--- EXERCISE GOAL ---
Find every line containing the word "meter" and report the count, nothing more.

— begin —

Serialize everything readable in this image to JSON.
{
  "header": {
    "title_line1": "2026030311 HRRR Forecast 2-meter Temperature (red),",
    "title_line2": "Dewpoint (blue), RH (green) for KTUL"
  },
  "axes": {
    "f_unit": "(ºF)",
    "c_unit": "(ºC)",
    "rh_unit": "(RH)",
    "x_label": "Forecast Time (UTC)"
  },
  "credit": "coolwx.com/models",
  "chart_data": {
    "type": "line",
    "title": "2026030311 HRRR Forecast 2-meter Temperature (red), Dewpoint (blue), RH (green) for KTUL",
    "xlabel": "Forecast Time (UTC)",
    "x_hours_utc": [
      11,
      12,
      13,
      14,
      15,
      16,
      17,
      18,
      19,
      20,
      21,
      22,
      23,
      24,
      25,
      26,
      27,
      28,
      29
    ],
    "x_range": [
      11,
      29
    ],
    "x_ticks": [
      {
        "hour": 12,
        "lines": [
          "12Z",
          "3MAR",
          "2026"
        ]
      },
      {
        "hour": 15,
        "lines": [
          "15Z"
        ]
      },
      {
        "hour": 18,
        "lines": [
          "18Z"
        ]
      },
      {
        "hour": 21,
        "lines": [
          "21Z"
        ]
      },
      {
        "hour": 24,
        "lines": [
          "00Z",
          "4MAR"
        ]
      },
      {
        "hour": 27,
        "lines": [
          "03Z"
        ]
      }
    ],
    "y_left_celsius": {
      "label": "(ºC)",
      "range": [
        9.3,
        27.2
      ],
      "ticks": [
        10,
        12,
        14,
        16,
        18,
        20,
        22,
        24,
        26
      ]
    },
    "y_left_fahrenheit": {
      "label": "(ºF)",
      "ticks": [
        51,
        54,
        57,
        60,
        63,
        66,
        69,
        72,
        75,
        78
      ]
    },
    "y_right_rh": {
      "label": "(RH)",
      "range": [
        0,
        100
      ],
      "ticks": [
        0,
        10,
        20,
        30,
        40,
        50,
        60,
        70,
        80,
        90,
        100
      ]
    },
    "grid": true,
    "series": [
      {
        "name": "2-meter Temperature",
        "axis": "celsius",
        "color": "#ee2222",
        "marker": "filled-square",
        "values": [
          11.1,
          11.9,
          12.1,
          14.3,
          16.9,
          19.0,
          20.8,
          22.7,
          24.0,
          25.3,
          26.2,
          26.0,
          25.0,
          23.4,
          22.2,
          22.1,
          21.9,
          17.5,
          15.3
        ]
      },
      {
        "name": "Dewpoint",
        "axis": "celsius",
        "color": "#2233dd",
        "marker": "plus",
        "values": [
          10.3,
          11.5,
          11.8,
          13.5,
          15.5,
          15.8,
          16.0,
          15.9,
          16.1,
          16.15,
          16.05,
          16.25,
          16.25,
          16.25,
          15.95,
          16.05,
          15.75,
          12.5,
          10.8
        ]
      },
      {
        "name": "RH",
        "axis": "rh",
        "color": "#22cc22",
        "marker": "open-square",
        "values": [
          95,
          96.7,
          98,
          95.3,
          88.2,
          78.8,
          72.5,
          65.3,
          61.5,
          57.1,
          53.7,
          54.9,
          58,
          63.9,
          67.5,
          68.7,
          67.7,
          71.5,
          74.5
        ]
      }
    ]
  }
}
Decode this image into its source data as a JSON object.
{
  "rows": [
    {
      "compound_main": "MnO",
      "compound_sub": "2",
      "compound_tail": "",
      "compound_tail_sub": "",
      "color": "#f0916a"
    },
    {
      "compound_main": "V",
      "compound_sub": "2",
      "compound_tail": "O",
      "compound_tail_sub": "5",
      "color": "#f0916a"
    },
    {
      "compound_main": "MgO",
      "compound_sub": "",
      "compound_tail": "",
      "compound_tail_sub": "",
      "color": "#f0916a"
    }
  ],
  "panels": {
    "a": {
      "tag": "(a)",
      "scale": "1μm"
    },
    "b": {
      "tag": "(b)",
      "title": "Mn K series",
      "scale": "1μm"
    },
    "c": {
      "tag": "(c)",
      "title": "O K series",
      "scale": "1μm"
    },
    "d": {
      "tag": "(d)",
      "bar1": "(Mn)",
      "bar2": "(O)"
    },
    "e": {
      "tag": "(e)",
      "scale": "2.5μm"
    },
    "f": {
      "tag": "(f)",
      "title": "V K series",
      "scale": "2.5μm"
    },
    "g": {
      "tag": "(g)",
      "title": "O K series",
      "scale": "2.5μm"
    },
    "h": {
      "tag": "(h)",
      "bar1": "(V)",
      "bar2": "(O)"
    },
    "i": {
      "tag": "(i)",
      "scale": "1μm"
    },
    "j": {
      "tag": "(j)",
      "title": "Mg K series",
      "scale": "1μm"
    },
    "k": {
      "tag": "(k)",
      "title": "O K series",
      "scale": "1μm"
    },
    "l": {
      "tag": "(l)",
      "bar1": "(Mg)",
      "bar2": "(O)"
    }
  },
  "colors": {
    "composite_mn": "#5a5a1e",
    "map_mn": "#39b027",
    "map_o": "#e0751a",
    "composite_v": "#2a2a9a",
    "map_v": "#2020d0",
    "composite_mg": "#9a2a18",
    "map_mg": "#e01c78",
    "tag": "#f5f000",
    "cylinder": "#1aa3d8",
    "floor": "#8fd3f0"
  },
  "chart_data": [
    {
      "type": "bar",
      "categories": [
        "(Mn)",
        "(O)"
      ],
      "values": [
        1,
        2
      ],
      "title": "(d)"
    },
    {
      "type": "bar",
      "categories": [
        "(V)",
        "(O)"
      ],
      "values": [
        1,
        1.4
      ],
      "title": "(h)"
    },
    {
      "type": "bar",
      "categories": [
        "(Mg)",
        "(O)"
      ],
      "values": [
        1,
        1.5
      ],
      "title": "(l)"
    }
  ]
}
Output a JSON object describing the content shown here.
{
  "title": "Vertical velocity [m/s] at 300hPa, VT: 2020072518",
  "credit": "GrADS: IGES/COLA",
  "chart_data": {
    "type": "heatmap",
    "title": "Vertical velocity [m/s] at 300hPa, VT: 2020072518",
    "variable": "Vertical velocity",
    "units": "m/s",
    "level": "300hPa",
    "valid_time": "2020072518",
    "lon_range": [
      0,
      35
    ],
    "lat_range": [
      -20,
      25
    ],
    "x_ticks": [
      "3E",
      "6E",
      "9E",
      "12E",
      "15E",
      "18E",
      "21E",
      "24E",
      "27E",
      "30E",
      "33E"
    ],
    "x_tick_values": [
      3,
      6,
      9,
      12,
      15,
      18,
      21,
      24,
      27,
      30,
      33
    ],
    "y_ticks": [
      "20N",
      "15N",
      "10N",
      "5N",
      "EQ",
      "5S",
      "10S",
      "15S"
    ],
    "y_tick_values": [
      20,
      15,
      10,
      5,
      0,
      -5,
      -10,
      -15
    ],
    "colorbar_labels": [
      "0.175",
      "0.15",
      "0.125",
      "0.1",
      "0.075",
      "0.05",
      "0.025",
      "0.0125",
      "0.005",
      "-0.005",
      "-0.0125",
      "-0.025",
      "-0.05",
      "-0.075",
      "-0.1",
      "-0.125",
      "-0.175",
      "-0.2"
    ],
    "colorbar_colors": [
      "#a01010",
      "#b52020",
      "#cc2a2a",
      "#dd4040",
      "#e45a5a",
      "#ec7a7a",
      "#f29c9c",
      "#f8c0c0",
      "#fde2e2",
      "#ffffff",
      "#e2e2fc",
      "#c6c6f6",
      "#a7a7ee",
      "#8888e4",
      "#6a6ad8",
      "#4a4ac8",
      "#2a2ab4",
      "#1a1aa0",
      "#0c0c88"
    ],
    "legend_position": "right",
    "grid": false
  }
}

— end —

--- WORKED ANSWER ---
3